- [What is being asked]: Reproduce the data verbatim, starting with its first line and ending after the line that contains "line-label: OIII <box>281 67 305 81</box>". Include both of these lines.

Data taken from a collection:
########################################
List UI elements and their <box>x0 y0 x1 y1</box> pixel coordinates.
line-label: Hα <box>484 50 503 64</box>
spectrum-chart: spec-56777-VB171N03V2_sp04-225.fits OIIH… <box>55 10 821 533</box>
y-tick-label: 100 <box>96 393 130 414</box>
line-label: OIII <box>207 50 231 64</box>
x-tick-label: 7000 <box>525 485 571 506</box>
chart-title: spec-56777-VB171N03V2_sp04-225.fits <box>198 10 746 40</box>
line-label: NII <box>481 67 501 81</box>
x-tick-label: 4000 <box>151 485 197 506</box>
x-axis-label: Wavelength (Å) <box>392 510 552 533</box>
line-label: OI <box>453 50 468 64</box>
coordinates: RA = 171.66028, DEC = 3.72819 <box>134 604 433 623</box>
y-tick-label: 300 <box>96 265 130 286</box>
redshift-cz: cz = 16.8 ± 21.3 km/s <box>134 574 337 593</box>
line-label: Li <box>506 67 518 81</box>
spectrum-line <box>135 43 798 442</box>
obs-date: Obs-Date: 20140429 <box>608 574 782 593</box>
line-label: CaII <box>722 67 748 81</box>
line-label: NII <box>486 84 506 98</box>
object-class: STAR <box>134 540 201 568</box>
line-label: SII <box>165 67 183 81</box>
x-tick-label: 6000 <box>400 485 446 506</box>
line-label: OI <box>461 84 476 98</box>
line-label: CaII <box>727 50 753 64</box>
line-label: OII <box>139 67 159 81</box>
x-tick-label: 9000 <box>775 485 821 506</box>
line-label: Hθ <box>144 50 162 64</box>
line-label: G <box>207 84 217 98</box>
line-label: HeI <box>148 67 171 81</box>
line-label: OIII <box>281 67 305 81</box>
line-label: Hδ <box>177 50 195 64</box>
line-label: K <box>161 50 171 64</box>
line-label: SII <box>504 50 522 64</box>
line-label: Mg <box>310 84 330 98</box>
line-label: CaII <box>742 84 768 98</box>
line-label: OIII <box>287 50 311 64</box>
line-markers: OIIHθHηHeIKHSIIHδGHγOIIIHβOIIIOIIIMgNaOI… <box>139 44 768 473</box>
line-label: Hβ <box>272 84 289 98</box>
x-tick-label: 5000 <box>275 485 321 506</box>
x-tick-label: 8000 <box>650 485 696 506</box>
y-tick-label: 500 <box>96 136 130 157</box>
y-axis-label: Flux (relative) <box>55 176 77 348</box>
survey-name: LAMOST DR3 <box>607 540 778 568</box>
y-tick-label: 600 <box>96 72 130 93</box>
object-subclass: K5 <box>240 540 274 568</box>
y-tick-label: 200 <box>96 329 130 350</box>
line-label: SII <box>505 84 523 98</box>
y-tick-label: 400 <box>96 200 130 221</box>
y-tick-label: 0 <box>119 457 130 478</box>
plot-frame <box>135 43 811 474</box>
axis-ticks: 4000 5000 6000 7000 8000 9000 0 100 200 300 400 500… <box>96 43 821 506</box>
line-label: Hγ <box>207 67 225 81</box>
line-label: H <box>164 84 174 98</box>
########################################
- [Solution for this exercise]:
List UI elements and their <box>x0 y0 x1 y1</box> pixel coordinates.
line-label: Hα <box>484 50 503 64</box>
spectrum-chart: spec-56777-VB171N03V2_sp04-225.fits OIIH… <box>55 10 821 533</box>
y-tick-label: 100 <box>96 393 130 414</box>
line-label: OIII <box>207 50 231 64</box>
x-tick-label: 7000 <box>525 485 571 506</box>
chart-title: spec-56777-VB171N03V2_sp04-225.fits <box>198 10 746 40</box>
line-label: NII <box>481 67 501 81</box>
x-tick-label: 4000 <box>151 485 197 506</box>
x-axis-label: Wavelength (Å) <box>392 510 552 533</box>
line-label: OI <box>453 50 468 64</box>
coordinates: RA = 171.66028, DEC = 3.72819 <box>134 604 433 623</box>
y-tick-label: 300 <box>96 265 130 286</box>
redshift-cz: cz = 16.8 ± 21.3 km/s <box>134 574 337 593</box>
line-label: Li <box>506 67 518 81</box>
spectrum-line <box>135 43 798 442</box>
obs-date: Obs-Date: 20140429 <box>608 574 782 593</box>
line-label: CaII <box>722 67 748 81</box>
line-label: NII <box>486 84 506 98</box>
object-class: STAR <box>134 540 201 568</box>
line-label: SII <box>165 67 183 81</box>
x-tick-label: 6000 <box>400 485 446 506</box>
line-label: OI <box>461 84 476 98</box>
line-label: CaII <box>727 50 753 64</box>
line-label: OII <box>139 67 159 81</box>
x-tick-label: 9000 <box>775 485 821 506</box>
line-label: Hθ <box>144 50 162 64</box>
line-label: G <box>207 84 217 98</box>
line-label: HeI <box>148 67 171 81</box>
line-label: OIII <box>281 67 305 81</box>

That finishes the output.